• DIRECTIVE
Set out the listing's lines from the one containing "paragraph-1: Osteuropa versteht)" through the one containing "page-number: 425 <box>836 1356 868 1380</box>" as a numbered list, leaving out any blank lines.

-- BEGIN --

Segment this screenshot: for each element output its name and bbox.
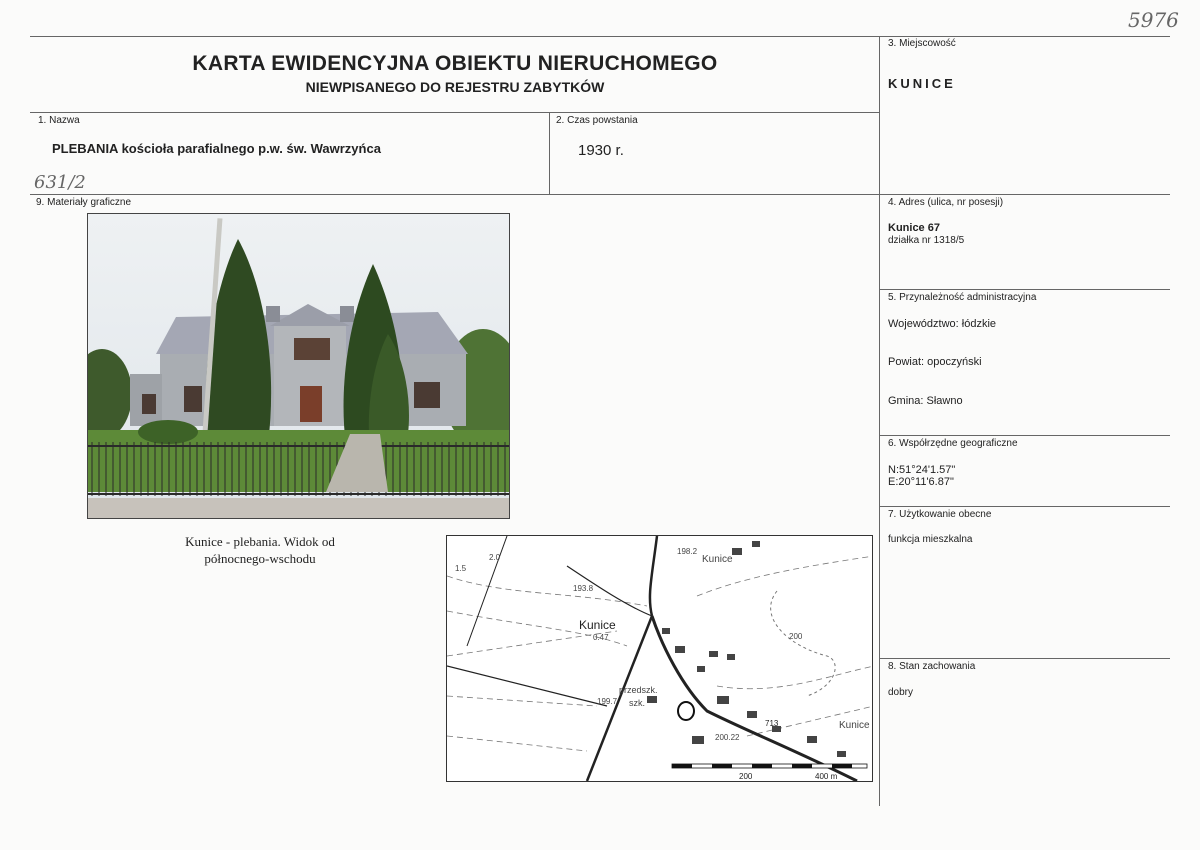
header-bottom-line [30,112,879,113]
pavement [88,498,510,519]
photo-caption [150,533,370,567]
admin-county: Powiat: opoczyński [888,356,982,368]
date-label: 2. Czas powstania [556,115,638,126]
coords-label: 6. Współrzędne geograficzne [888,438,1018,449]
locality-value: KUNICE [888,76,956,91]
map-label-school2: szk. [629,698,646,708]
window-1 [184,386,202,412]
map-elevation-5: 0.47 [593,633,609,642]
name-value-bold: PLEBANIA [52,141,118,156]
map-scale-400: 400 m [815,772,838,781]
coords-east: E:20°11'6.87" [888,476,954,488]
hedge [138,420,198,444]
graphics-label: 9. Materiały graficzne [36,197,132,208]
admin-label: 5. Przynależność administracyjna [888,292,1037,303]
usage-value: funkcja mieszkalna [888,534,973,545]
chimney-2 [340,306,354,322]
photo-illustration [88,214,510,519]
name-date-divider [549,112,550,194]
map-illustration [447,536,873,782]
condition-label: 8. Stan zachowania [888,661,976,672]
window-upper [294,338,330,360]
map-elevation-4: 200.22 [715,733,740,742]
date-value: 1930 r. [578,142,624,159]
map-label-school: przedszk. [619,685,658,695]
map-scale-200: 200 [739,772,753,781]
map-label-road: 713 [765,719,779,728]
photo-caption-line2: północnego-wschodu [204,551,316,566]
map-elevation-2: 193.8 [573,584,594,593]
condition-value: dobry [888,687,914,698]
address-line2: działka nr 1318/5 [888,235,965,246]
chimney-1 [266,306,280,322]
usage-label: 7. Użytkowanie obecne [888,509,992,520]
house-door [300,386,322,422]
usage-bottom-line [879,658,1170,659]
coords-bottom-line [879,506,1170,507]
map-elevation-1: 198.2 [677,547,698,556]
map-label-kunice-ne: Kunice [702,554,733,565]
handwritten-note: 631/2 [34,172,86,193]
name-row-bottom-line [30,194,1170,195]
photo-caption-line1: Kunice - plebania. Widok od [185,534,335,549]
name-value-rest: kościoła parafialnego p.w. św. Wawrzyńca [117,141,381,156]
address-line1: Kunice 67 [888,222,940,234]
map-label-kunice-main: Kunice [579,618,616,632]
admin-voivodeship: Województwo: łódzkie [888,318,997,330]
document-subtitle: NIEWPISANEGO DO REJESTRU ZABYTKÓW [305,79,605,95]
corner-handwritten-number: 5976 [1128,8,1179,32]
name-label: 1. Nazwa [38,115,80,126]
map-elevation-7: 2.0 [489,553,501,562]
window-4 [142,394,156,414]
parish-house-photo [87,213,510,519]
name-value [52,141,381,156]
map-elevation-6: 1.5 [455,564,467,573]
admin-commune: Gmina: Sławno [888,395,963,407]
address-label: 4. Adres (ulica, nr posesji) [888,197,1004,208]
right-column-divider [879,36,880,806]
window-3 [414,382,440,408]
locality-label: 3. Miejscowość [888,38,956,49]
address-bottom-line [879,289,1170,290]
admin-bottom-line [879,435,1170,436]
map-contour-label: 200 [789,632,803,641]
top-border [30,36,1170,37]
map-scale-bar [672,764,867,768]
map-label-kunice-se: Kunice [839,720,870,731]
location-map [446,535,873,782]
coords-north: N:51°24'1.57" [888,464,956,476]
document-title: KARTA EWIDENCYJNA OBIEKTU NIERUCHOMEGO [192,52,718,75]
map-elevation-3: 199.7 [597,697,618,706]
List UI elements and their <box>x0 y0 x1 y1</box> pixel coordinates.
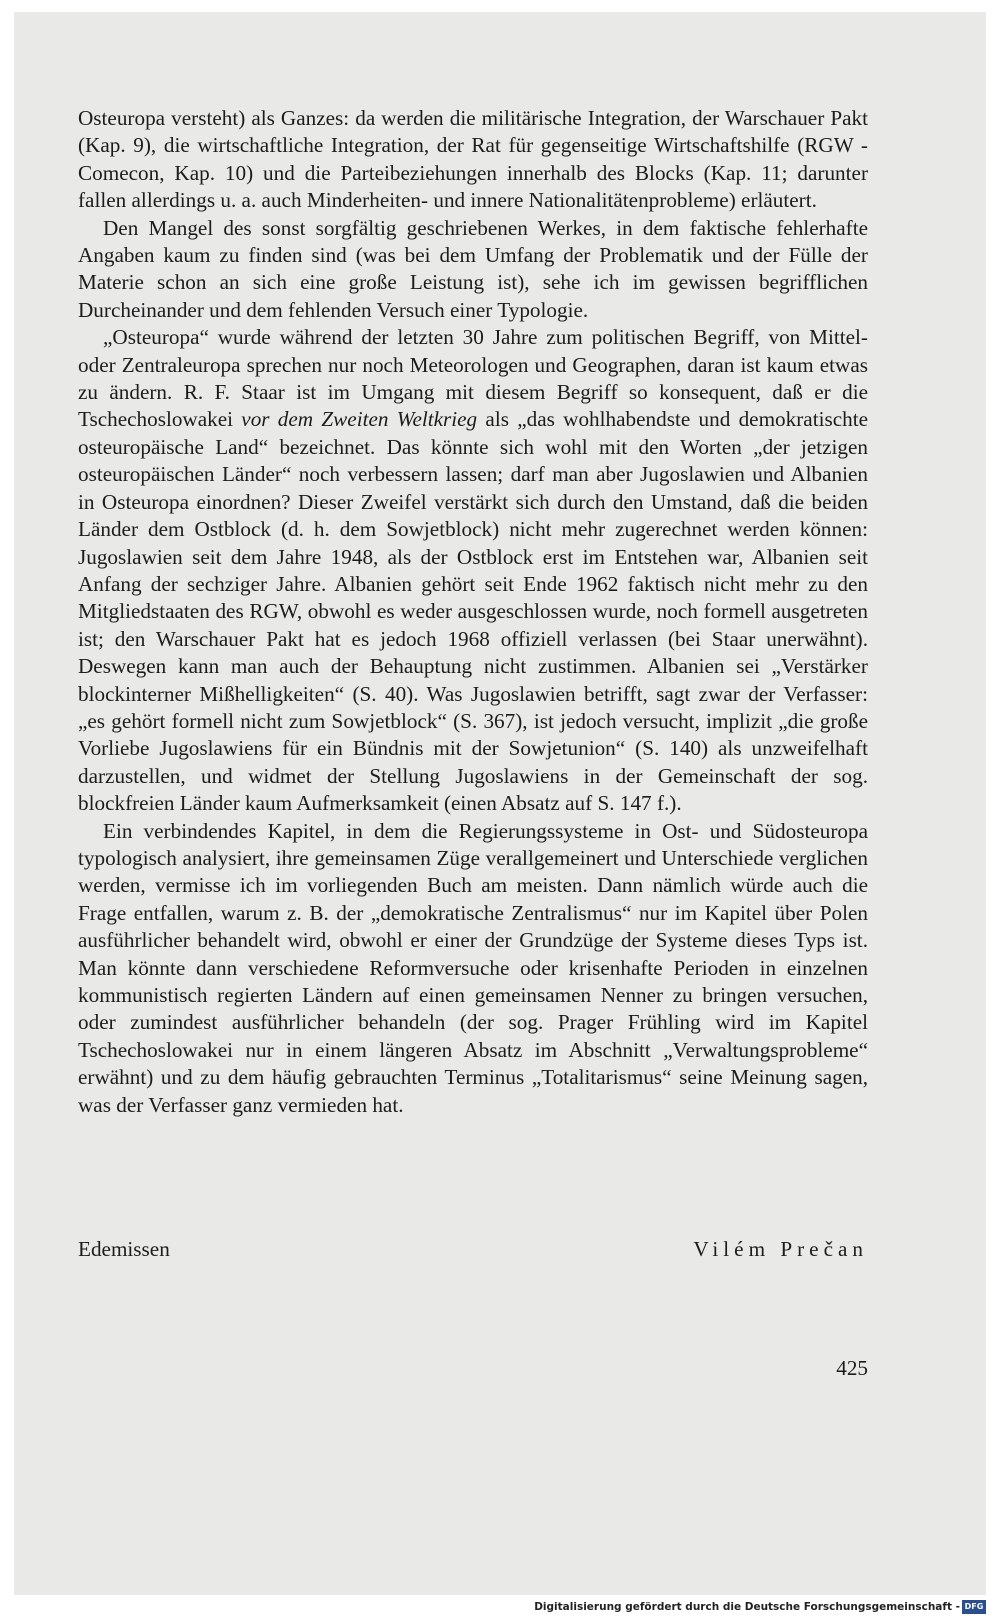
paragraph-1: Osteuropa versteht) als Ganzes: da werden die militärische Integration, der Warschauer Pakt (Kap. 9), die wirtschaftliche Integration, der Rat für gegenseitige Wirtschaftshilfe (RGW - Comecon, Kap. 10) und die Parteibeziehungen innerhalb des Blocks (Kap. 11; darunter fallen allerdings u. a. auch Minderheiten- und innere Nationalitätenprobleme) erläutert. <box>78 106 868 213</box>
paragraph-3 <box>78 324 868 817</box>
signature-place: Edemissen <box>78 1237 170 1261</box>
page-number: 425 <box>836 1356 868 1380</box>
paragraph-3-end: als „das wohlhabendste und demokratischte osteuropäische Land“ bezeichnet. Das könnte sich wohl mit den Worten „der jetzigen osteuropäischen Länder“ noch verbessern lassen; darf man aber Jugoslawien und Albanien in Osteuropa einordnen? Dieser Zweifel verstärkt sich durch den Umstand, daß die beiden Länder dem Ostblock (d. h. dem Sowjetblock) nicht mehr zugerechnet werden können: Jugoslawien seit dem Jahre 1948, als der Ostblock erst im Entstehen war, Albanien seit Anfang der sechziger Jahre. Albanien gehört seit Ende 1962 faktisch nicht mehr zu den Mitgliedstaaten des RGW, obwohl es weder ausgeschlossen wurde, noch formell ausgetreten ist; den Warschauer Pakt hat es jedoch 1968 offiziell verlassen (bei Staar unerwähnt). Deswegen kann man auch der Behauptung nicht zustimmen. Albanien sei „Verstärker blockinterner Mißhelligkeiten“ (S. 40). Was Jugoslawien betrifft, sagt zwar der Verfasser: „es gehört formell nicht zum Sowjetblock“ (S. 367), ist jedoch versucht, implizit „die große Vorliebe Jugoslawiens für ein Bündnis mit der Sowjetunion“ (S. 140) als unzweifelhaft darzustellen, und widmet der Stellung Jugoslawiens in der Gemeinschaft der sog. blockfreien Länder kaum Aufmerksamkeit (einen Absatz auf S. 147 f.). <box>78 407 869 816</box>
paragraph-2: Den Mangel des sonst sorgfältig geschriebenen Werkes, in dem faktische fehlerhafte Angaben kaum zu finden sind (was bei dem Umfang der Problematik und der Fülle der Materie schon an sich eine große Leistung ist), sehe ich im gewissen begrifflichen Durcheinander und dem fehlenden Versuch einer Typologie. <box>78 215 868 322</box>
paragraph-3-start: „Osteuropa“ wurde während der letzten 30 Jahre zum politischen Begriff, von Mittel- oder Zentraleuropa sprechen nur noch Meteorologen und Geographen, daran ist kaum etwas zu ändern. R. F. Staar ist im Umgang mit diesem Begriff so konsequent, daß er die Tschechoslowakei <box>78 325 868 432</box>
paragraph-3-emphasis: vor dem Zweiten Weltkrieg <box>241 407 478 432</box>
digitization-credit: Digitalisierung gefördert durch die Deutsche Forschungsgemeinschaft - <box>534 1601 960 1613</box>
paragraph-4: Ein verbindendes Kapitel, in dem die Regierungssysteme in Ost- und Südosteuropa typologisch analysiert, ihre gemeinsamen Züge verallgemeinert und Unterschiede verglichen werden, vermisse ich im vorliegenden Buch am meisten. Dann nämlich würde auch die Frage entfallen, warum z. B. der „demokratische Zentralismus“ nur im Kapitel über Polen ausführlicher behandelt wird, obwohl er einer der Grundzüge der Systeme dieses Typs ist. Man könnte dann verschiedene Reformversuche oder krisenhafte Perioden in einzelnen kommunistisch regierten Ländern auf einen gemeinsamen Nenner zu bringen versuchen, oder zumindest ausführlicher behandeln (der sog. Prager Frühling wird im Kapitel Tschechoslowakei nur in einem längeren Absatz im Abschnitt „Verwaltungsprobleme“ erwähnt) und zu dem häufig gebrauchten Terminus „Totalitarismus“ seine Meinung sagen, was der Verfasser ganz vermieden hat. <box>78 818 868 1117</box>
dfg-logo-icon: DFG <box>962 1600 986 1614</box>
signature-row <box>78 1237 868 1267</box>
body-text <box>78 105 868 1119</box>
signature-author: Vilém Prečan <box>693 1237 868 1261</box>
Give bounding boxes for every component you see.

-- END --

• TASK ANSWER
1. paragraph-1: Osteuropa versteht) als Ganzes: da werden die militärische Integration, der Warschauer Pakt (Kap. 9), die wirtschaftliche Integration, der Rat für gegenseitige Wirtschaftshilfe (RGW - Comecon, Kap. 10) und die Parteibeziehungen innerhalb des Blocks (Kap. 11; darunter fallen allerdings u. a. auch Minderheiten- und innere Nationalitätenprobleme) erläutert. <box>78 106 868 213</box>
2. paragraph-3 <box>78 324 868 817</box>
3. signature-place: Edemissen <box>78 1237 170 1261</box>
4. page-number: 425 <box>836 1356 868 1380</box>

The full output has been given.